** BEGIN Supplied material **
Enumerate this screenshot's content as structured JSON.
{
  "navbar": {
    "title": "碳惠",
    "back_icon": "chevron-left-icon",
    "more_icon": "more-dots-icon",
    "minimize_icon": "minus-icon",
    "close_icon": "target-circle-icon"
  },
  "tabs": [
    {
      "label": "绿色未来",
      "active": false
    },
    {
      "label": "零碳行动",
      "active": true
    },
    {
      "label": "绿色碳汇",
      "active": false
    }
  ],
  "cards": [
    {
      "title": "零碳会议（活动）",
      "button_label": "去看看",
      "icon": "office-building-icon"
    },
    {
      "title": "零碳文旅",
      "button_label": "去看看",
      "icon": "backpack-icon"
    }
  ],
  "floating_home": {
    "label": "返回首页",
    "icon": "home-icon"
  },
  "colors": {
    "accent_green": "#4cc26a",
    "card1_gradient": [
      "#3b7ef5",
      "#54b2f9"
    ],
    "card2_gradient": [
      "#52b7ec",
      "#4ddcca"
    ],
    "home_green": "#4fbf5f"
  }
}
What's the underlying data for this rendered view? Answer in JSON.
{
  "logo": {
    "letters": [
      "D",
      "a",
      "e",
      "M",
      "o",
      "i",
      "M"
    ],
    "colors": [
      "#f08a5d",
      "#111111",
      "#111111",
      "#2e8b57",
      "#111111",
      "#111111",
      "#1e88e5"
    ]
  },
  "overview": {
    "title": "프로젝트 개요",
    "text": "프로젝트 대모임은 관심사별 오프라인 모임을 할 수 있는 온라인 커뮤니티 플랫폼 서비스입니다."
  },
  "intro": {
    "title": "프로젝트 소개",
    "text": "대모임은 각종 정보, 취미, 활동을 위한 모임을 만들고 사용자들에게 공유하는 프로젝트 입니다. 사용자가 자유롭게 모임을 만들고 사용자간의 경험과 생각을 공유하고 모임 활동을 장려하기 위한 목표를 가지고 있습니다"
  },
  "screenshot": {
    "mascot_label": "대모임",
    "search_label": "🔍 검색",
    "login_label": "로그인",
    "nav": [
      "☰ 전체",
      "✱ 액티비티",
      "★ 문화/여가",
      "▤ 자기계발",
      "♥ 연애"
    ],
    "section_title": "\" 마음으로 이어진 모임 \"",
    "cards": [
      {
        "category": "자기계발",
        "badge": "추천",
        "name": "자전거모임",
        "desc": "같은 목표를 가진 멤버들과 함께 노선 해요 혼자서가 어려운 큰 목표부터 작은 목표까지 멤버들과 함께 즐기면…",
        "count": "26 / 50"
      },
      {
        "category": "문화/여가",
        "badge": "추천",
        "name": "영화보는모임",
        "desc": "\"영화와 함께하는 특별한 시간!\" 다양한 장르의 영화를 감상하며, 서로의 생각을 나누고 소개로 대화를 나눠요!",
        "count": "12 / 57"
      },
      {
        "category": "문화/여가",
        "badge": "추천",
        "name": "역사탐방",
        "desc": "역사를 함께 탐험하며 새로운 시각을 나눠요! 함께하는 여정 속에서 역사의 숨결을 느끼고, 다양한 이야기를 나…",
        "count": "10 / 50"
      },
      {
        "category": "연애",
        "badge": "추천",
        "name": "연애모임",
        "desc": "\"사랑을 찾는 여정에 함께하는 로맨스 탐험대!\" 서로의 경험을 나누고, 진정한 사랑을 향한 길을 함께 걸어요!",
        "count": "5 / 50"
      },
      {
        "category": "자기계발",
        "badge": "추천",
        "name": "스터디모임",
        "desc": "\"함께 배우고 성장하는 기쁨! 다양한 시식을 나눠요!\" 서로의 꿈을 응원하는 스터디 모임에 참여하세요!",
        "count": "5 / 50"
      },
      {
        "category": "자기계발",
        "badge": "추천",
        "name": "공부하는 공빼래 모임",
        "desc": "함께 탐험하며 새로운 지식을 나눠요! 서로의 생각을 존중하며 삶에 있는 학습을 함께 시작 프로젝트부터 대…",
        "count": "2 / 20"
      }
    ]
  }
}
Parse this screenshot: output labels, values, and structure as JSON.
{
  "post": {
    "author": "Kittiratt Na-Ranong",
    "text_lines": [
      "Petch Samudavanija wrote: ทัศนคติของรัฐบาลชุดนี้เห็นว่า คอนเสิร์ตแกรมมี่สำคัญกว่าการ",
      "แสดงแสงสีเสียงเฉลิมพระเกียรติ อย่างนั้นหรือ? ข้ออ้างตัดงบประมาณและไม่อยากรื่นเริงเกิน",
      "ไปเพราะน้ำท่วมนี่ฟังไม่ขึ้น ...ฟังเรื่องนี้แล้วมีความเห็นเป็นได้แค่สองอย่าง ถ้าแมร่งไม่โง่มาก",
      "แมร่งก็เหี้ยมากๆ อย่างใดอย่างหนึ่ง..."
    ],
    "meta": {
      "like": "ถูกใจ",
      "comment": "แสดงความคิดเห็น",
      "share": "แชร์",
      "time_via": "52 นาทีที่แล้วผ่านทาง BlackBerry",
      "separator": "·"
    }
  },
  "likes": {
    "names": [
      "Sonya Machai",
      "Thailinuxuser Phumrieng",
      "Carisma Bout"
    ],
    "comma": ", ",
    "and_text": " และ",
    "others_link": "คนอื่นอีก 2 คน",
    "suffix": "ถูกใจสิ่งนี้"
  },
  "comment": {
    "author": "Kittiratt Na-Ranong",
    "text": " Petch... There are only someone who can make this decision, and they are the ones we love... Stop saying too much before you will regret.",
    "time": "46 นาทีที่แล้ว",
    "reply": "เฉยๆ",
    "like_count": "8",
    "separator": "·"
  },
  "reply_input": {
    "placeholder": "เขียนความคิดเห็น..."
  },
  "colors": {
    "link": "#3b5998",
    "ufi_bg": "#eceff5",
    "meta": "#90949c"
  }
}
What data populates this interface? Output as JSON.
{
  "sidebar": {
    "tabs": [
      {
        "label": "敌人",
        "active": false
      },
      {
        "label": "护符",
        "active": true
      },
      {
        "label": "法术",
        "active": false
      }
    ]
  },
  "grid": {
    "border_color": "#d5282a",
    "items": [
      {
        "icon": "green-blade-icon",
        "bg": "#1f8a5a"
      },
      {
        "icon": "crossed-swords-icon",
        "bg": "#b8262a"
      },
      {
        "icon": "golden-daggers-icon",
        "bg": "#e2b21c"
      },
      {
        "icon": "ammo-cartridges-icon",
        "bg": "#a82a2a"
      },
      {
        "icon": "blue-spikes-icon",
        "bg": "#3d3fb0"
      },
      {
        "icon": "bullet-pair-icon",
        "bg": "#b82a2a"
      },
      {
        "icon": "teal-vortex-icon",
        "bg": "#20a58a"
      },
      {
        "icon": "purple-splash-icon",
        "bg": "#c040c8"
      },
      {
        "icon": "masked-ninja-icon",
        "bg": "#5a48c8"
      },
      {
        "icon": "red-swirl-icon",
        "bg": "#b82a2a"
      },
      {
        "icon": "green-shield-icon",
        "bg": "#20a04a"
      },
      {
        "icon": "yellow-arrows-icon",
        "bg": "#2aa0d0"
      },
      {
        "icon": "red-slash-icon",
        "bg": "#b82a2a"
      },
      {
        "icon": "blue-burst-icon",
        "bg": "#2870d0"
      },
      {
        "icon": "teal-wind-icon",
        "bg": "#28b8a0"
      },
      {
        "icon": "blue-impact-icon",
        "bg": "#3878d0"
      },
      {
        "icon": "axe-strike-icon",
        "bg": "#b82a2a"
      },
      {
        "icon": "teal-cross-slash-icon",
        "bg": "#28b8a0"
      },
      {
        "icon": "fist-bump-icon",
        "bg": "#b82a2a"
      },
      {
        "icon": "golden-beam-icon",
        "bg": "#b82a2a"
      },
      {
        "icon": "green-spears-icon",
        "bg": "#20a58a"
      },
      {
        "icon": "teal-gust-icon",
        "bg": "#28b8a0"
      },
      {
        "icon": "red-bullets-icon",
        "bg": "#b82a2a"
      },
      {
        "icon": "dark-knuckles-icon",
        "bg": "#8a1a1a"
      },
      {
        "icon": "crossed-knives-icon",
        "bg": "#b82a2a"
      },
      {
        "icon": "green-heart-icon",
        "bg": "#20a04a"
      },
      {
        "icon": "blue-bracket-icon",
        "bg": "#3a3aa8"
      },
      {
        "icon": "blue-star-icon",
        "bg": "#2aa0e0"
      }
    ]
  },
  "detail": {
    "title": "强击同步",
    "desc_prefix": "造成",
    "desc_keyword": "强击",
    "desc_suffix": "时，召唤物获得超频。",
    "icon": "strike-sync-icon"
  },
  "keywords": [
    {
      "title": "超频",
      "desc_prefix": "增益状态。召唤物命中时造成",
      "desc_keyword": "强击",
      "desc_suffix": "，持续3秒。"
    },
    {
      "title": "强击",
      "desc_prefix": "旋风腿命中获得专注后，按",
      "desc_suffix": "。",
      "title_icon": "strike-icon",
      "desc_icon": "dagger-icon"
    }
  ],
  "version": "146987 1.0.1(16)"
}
** END Supplied material **
▸ **Work to do**
Choose all lines containing the string "What" and copy them out.

▸ **The result**
What's the underlying data for this rendered view? Answer in JSON.
What data populates this interface? Output as JSON.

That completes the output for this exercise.